### Цитируемый отрывок
↓↓↓

Словом, фарфоровая гвардия умирает, но не сдается.
Уникальное собрание советской фарфоровой пластики Ю. Трайсмана запечатлело все эти многообразные послания фарфора тоталитарной эпохи с конца 1940-х и до начала 1960-х: в его «точке замерзания» и первой попытке оттепели.
Разумеется, уникальность коллекции – в ее историко-художественном качестве, в уровне произведений, часто – редчайших. Но для меня ее ценность – прежде всего в ее репрезентационности, в том, что она не только отражает, но и выявляет, то есть подвергает процедуре рефлексии и выбора, какие-то главные линии идеологии и телеологии советского фарфора.
Фарфор в России – больше, чем фарфор. Так было всегда – периоды, когда русский фарфор благоденствовал в самодостаточности, то есть подчинялся только законам развития искусства и спроса, чрезвычайно редки. Правда, можно сказать и по-другому: краткосрочное бытование, условно говоря, вне идеологии было как раз паузами, реальное благоденствие фарфора приходилось как раз на периоды реализации отчетливых государственных идеологических задач. Эти проблемы как общего порядка – «Гром победы, раздавайся!» Арабескового и Орденских сервизов, так и более локализованного, тактического. В поле русского идеологического попадали и иностранные фарфоровые артефакты. Любопытна в этом плане история вокруг «Берлинского десертного сервиза», подаренного Фридрихом II Екатерине Великой. Сервиз являлся дипломатическим посланием, попыткой переориентировать русскую экспансию на Востоке. Екатерина немедленно включилась в фарфоровую дипломатию, в ответ на этот вызов заказав знаменитый «Сервиз с зеленой лягушкой» на прославленном английском заводе.
Да и то сказать, были ли они вообще, периоды свободы фарфора от внешних обязанностей и обязательств? Ведь даже тогда, когда государственная идеология оставляла фарфор в покое и он подчинялся только законам искусства и стоимости, то есть Аполлону и Адаму Смиту, он продолжал быть встроенным в иные дискурсы и тексты: литературный в разных его уровнях – от Пушкина и Крылова до плутовского и лакейского романа, журналистский, театральный, дидактико-образовательный и пр.). Между тем этот огромный опыт текстуальности, накопленный фарфором за столетия его отношений с идеологией, отношений любви-ненависти, нуждается во внимательном считывании. Пока что описания этих отношений, на мой взгляд, грешат приблизительностью и упрощенностью. Взаимообусловленность эстетического и социального, многообразие потребностей, «обслуживаемых» таким подвижным, заявляющем о себе и на бытовом, функциональном, и на символико-ритуальном, и на практически- политическом полях, способным быть одновременно предметом обихода и явлением социальной речи (риторики) материалом, как фарфор, взывает к новым системам описаний и интерпретаций, в том числе и культурно-антропологического плана. Словом, пантекстуализм фарфора требует как минимум внимательного отношения к содержащимся в нем месседжам. Коллекция же Трайсмана (по крайней мере, в ее позднесоветской части) буквально располагает к внимательному, «близкому чтению»: она собрана человеком, знающим толк в советском опыте, и, думаю, собрана, не в последнюю очередь, со специальной целью репрезентации этого опыта.

↑↑↑

### Задания
**1.** Какой сервиз заказала Екатерина Великая в ответ на «Берлинский десертный сервиз», согласно отрывку о фарфоре?
**2.** Воспроизведите точно фрагмент отрывка о фарфоре, начиная со слов «Словом, фарфоровая гвардия» и заканчивая словами «первой попытке оттепели.».
Приведённый далее материал для работы не понадобится.

### Исходный материал

↓↓↓

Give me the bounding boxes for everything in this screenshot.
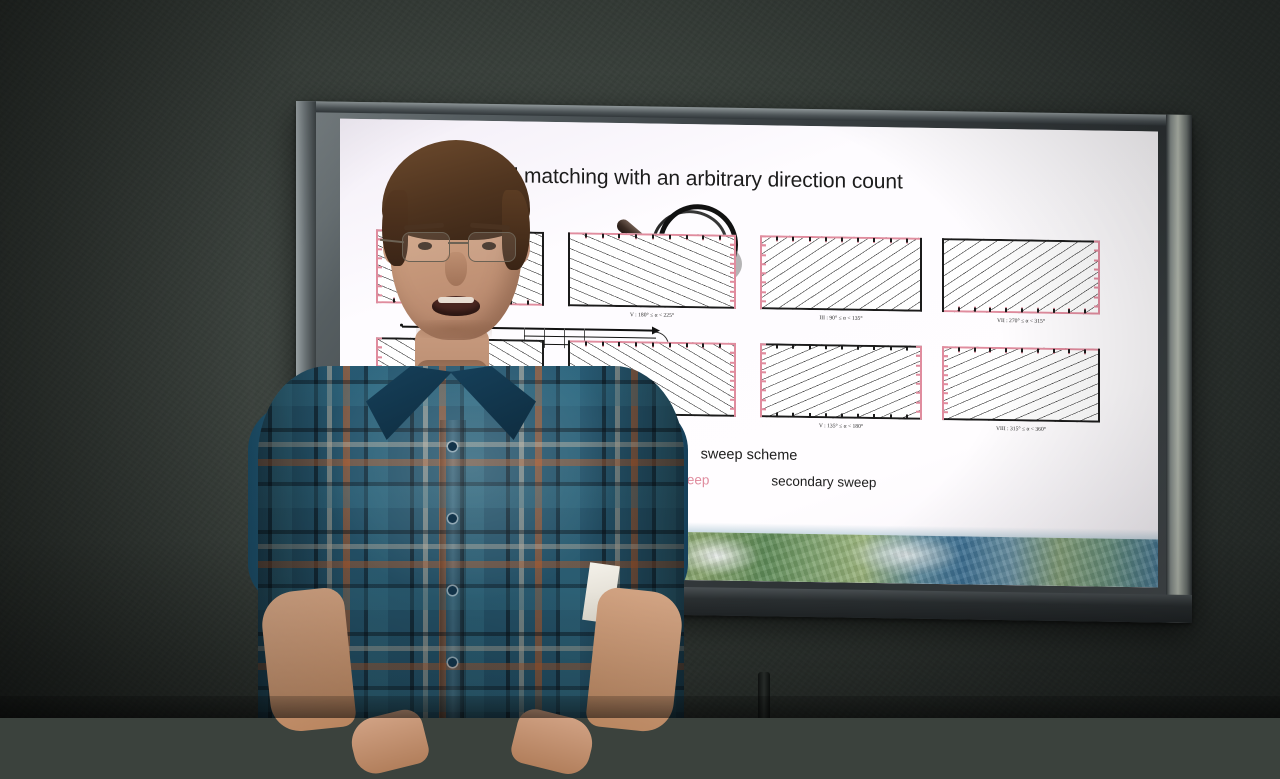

↑↑↑

### Ответы к заданиям
**1.** «Сервиз с зеленой лягушкой», заказанный на прославленном английском заводе.

**2.**
Словом, фарфоровая гвардия умирает, но не сдается.
Уникальное собрание советской фарфоровой пластики Ю. Трайсмана запечатлело все эти многообразные послания фарфора тоталитарной эпохи с конца 1940-х и до начала 1960-х: в его «точке замерзания» и первой попытке оттепели.